#### [Exercise inputs]
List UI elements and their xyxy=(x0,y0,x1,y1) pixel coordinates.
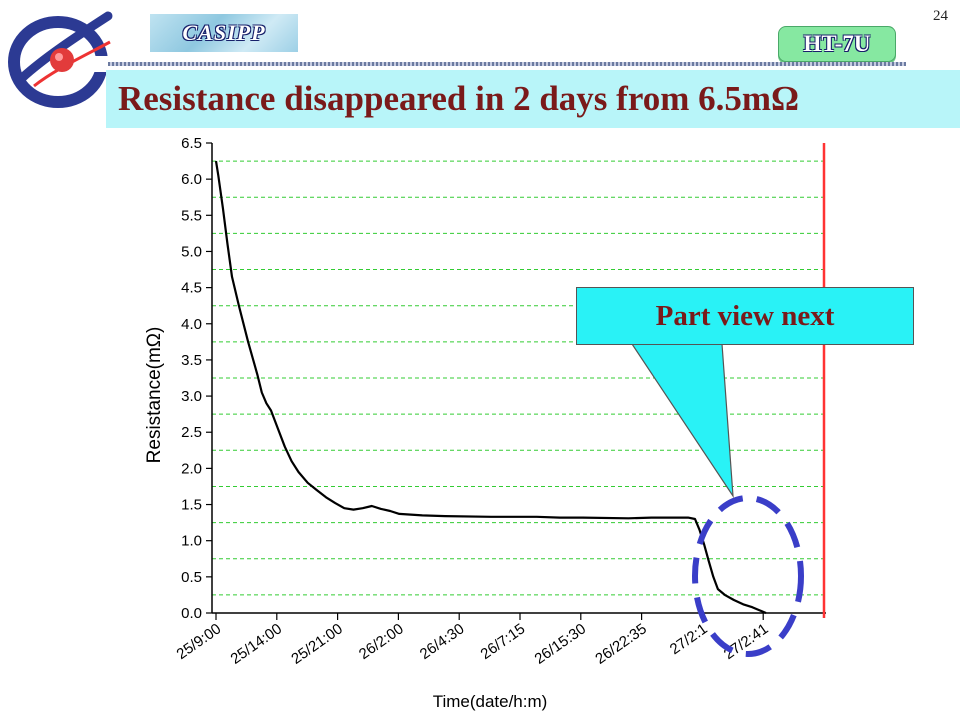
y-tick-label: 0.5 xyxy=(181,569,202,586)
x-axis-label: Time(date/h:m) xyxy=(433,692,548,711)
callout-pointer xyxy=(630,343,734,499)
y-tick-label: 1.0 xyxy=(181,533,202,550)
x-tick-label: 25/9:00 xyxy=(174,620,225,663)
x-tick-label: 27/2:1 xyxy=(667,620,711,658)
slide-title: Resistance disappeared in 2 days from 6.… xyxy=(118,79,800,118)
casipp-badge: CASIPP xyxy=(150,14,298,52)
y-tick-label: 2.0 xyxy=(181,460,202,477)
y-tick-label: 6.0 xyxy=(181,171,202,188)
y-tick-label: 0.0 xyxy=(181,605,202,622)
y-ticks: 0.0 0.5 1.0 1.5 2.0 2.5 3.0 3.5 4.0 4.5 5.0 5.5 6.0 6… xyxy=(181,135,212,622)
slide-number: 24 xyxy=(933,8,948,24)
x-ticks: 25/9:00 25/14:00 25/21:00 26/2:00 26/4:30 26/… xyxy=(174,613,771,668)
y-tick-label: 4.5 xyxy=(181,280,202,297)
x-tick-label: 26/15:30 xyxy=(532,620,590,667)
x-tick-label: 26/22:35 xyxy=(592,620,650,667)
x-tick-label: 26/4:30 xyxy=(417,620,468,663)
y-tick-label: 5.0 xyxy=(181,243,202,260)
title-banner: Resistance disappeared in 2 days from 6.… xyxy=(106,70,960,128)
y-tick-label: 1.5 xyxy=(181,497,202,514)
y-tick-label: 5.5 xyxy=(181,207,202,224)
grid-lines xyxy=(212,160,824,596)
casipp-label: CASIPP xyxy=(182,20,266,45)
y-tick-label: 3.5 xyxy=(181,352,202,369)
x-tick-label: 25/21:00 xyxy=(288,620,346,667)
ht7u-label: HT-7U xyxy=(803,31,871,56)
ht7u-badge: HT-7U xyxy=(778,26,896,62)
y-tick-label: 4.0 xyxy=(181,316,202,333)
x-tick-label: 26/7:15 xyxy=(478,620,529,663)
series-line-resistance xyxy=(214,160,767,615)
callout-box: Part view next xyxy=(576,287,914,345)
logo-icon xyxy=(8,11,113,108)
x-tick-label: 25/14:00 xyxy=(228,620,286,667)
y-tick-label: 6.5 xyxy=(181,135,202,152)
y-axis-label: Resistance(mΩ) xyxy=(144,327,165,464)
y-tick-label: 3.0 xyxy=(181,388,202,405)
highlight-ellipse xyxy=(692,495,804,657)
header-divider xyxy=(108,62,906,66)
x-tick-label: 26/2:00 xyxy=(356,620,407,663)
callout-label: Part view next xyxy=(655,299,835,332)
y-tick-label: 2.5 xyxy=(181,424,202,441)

#### [Goal of the exercise]
Reproduce every line of the data above verbatim, omitting the picture.

#### [Output]
List UI elements and their xyxy=(x0,y0,x1,y1) pixel coordinates.
y-tick-label: 0.5 xyxy=(181,569,202,586)
x-axis-label: Time(date/h:m) xyxy=(433,692,548,711)
callout-pointer xyxy=(630,343,734,499)
y-tick-label: 1.0 xyxy=(181,533,202,550)
x-tick-label: 25/9:00 xyxy=(174,620,225,663)
x-tick-label: 27/2:1 xyxy=(667,620,711,658)
slide-title: Resistance disappeared in 2 days from 6.… xyxy=(118,79,800,118)
casipp-badge: CASIPP xyxy=(150,14,298,52)
y-tick-label: 2.0 xyxy=(181,460,202,477)
y-tick-label: 6.0 xyxy=(181,171,202,188)
y-tick-label: 0.0 xyxy=(181,605,202,622)
y-ticks: 0.0 0.5 1.0 1.5 2.0 2.5 3.0 3.5 4.0 4.5 5.0 5.5 6.0 6… xyxy=(181,135,212,622)
slide-number: 24 xyxy=(933,8,948,24)
x-ticks: 25/9:00 25/14:00 25/21:00 26/2:00 26/4:30 26/… xyxy=(174,613,771,668)
y-tick-label: 4.5 xyxy=(181,280,202,297)
x-tick-label: 26/15:30 xyxy=(532,620,590,667)
x-tick-label: 26/22:35 xyxy=(592,620,650,667)
x-tick-label: 26/4:30 xyxy=(417,620,468,663)
y-tick-label: 5.0 xyxy=(181,243,202,260)
title-banner: Resistance disappeared in 2 days from 6.… xyxy=(106,70,960,128)
y-tick-label: 1.5 xyxy=(181,497,202,514)
y-tick-label: 5.5 xyxy=(181,207,202,224)
grid-lines xyxy=(212,160,824,596)
casipp-label: CASIPP xyxy=(182,20,266,45)
y-tick-label: 3.5 xyxy=(181,352,202,369)
x-tick-label: 25/21:00 xyxy=(288,620,346,667)
ht7u-label: HT-7U xyxy=(803,31,871,56)
ht7u-badge: HT-7U xyxy=(778,26,896,62)
y-tick-label: 4.0 xyxy=(181,316,202,333)
x-tick-label: 26/7:15 xyxy=(478,620,529,663)
series-line-resistance xyxy=(214,160,767,615)
callout-box: Part view next xyxy=(576,287,914,345)
logo-icon xyxy=(8,11,113,108)
x-tick-label: 25/14:00 xyxy=(228,620,286,667)
y-tick-label: 6.5 xyxy=(181,135,202,152)
y-axis-label: Resistance(mΩ) xyxy=(144,327,165,464)
y-tick-label: 3.0 xyxy=(181,388,202,405)
highlight-ellipse xyxy=(692,495,804,657)
header-divider xyxy=(108,62,906,66)
x-tick-label: 26/2:00 xyxy=(356,620,407,663)
callout-label: Part view next xyxy=(655,299,835,332)
y-tick-label: 2.5 xyxy=(181,424,202,441)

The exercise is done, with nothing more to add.